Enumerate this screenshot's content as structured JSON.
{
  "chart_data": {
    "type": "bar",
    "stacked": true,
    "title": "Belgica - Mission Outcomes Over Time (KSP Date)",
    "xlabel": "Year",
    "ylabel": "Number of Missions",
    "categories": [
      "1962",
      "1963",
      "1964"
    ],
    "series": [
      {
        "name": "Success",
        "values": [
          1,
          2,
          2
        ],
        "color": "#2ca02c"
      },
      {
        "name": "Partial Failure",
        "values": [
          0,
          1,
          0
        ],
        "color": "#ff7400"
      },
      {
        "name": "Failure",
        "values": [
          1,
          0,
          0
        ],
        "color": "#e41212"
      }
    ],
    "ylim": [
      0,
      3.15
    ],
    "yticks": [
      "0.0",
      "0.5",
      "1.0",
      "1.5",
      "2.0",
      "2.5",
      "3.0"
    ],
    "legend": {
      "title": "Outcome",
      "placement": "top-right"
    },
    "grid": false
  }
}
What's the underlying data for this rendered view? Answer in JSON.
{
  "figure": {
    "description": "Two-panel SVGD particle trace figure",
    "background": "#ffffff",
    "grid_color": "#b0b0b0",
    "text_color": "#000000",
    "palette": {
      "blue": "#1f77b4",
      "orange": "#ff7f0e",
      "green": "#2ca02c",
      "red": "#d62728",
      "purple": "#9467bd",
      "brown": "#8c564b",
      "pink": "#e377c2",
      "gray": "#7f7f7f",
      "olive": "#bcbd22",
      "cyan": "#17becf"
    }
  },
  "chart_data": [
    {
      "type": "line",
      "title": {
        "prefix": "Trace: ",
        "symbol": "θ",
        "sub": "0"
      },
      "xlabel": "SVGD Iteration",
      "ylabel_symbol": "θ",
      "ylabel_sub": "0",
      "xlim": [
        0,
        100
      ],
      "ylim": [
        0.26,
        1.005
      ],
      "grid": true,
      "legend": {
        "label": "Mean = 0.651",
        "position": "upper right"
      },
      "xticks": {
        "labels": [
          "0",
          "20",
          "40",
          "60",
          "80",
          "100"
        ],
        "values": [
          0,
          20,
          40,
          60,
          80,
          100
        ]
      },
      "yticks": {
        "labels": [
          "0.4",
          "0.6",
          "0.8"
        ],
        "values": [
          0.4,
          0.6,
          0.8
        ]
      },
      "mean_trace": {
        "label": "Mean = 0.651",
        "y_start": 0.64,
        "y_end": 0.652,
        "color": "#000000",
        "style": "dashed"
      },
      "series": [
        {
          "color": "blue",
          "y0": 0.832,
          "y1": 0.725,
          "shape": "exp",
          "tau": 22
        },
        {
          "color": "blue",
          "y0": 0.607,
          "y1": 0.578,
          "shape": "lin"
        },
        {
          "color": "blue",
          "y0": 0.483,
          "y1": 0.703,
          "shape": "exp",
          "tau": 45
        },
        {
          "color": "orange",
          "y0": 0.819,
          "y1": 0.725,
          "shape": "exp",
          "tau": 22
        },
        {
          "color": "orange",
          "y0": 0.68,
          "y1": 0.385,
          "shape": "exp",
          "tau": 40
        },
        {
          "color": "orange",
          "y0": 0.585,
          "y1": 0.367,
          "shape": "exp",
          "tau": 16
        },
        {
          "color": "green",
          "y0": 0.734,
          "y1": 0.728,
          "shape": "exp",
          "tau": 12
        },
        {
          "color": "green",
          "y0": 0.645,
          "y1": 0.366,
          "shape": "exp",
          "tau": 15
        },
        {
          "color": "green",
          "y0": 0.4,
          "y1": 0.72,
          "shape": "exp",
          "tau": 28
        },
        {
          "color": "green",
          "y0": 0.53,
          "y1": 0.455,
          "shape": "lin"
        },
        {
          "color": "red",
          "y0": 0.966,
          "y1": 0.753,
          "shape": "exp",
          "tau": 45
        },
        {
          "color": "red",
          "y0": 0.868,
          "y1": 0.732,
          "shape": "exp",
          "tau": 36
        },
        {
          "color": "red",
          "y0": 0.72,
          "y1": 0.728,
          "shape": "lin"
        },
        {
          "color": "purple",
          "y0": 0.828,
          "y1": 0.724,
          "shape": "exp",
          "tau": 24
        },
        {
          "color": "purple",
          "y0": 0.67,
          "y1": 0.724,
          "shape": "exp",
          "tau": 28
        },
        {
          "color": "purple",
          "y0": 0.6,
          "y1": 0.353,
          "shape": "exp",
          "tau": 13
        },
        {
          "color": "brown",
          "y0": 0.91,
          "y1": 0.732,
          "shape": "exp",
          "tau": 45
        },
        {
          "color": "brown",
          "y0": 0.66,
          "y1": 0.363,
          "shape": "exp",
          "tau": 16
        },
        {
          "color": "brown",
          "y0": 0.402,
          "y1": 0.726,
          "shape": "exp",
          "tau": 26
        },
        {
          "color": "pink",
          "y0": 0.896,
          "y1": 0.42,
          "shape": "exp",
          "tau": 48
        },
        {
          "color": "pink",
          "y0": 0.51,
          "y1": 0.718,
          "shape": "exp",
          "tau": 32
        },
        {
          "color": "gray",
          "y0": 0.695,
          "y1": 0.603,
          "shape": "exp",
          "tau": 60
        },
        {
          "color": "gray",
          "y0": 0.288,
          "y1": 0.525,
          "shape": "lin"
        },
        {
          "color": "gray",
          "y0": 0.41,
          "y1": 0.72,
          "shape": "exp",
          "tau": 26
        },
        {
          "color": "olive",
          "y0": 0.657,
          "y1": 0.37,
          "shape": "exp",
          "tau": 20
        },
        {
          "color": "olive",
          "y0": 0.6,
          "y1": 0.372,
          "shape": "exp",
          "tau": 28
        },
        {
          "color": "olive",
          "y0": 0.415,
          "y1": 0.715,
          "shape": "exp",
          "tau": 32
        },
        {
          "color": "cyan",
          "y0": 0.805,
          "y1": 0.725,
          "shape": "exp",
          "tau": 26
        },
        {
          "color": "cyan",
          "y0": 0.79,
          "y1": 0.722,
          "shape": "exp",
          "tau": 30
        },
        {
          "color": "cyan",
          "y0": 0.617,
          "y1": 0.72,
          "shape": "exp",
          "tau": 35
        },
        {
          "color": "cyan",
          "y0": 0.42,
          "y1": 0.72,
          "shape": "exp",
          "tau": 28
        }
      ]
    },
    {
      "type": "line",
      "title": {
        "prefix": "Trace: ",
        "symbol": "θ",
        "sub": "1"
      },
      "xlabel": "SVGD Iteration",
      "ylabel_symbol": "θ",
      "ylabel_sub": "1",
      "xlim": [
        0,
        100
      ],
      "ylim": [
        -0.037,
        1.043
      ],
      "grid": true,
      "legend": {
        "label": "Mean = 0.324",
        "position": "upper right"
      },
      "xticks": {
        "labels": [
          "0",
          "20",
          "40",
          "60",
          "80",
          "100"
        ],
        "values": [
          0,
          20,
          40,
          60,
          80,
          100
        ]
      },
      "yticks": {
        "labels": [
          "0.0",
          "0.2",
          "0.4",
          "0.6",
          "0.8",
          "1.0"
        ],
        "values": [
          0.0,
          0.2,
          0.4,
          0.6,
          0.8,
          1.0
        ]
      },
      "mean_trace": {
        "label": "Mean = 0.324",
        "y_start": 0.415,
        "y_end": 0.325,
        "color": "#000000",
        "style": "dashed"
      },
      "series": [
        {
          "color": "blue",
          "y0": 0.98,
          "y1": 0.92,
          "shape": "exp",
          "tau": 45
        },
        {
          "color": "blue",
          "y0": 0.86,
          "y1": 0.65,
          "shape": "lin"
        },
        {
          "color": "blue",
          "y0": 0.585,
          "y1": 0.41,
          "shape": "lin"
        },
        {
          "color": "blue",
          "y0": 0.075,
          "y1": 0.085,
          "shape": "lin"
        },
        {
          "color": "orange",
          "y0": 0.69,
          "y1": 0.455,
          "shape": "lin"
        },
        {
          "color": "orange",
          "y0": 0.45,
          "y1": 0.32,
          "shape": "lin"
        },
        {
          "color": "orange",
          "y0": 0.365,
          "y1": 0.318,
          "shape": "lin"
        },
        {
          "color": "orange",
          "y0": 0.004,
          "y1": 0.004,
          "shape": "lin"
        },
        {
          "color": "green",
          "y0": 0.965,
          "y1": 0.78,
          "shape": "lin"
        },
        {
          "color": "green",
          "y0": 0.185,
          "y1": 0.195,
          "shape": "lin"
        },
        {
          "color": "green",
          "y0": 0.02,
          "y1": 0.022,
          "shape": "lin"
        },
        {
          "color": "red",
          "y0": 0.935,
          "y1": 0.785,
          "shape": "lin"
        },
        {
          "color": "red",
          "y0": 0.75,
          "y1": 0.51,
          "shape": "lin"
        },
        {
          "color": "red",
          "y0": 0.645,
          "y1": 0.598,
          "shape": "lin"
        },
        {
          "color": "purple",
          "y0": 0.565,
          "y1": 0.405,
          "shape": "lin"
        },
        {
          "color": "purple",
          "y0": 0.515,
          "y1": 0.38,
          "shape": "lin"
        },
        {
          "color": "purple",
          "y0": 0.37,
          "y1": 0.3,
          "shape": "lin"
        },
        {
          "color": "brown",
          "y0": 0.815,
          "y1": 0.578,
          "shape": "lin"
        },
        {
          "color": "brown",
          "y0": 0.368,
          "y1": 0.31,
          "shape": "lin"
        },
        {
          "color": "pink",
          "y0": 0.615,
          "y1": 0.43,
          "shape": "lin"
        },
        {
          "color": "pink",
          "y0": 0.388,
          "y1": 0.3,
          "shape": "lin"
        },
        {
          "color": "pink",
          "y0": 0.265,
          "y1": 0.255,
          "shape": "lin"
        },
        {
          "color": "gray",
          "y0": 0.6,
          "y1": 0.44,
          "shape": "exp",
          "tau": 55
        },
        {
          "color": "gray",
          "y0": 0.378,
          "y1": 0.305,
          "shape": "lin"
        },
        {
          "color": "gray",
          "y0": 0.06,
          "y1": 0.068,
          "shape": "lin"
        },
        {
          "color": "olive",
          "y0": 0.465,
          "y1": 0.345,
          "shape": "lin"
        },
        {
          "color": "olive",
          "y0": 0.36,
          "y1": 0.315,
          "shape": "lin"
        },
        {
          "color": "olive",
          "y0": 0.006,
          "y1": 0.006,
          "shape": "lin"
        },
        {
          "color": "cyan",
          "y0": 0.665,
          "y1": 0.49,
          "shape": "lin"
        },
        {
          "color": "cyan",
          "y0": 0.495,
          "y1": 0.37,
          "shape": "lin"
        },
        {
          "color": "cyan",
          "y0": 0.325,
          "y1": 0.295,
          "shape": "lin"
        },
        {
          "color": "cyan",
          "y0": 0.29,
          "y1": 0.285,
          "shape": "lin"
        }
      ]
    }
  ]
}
┄┄┄┄┄┄
Search the records above for "name". Copy each line where it is found.

**OUTPUT OF THE EXERCISE:**
        "name": "Success",
        "name": "Partial Failure",
        "name": "Failure",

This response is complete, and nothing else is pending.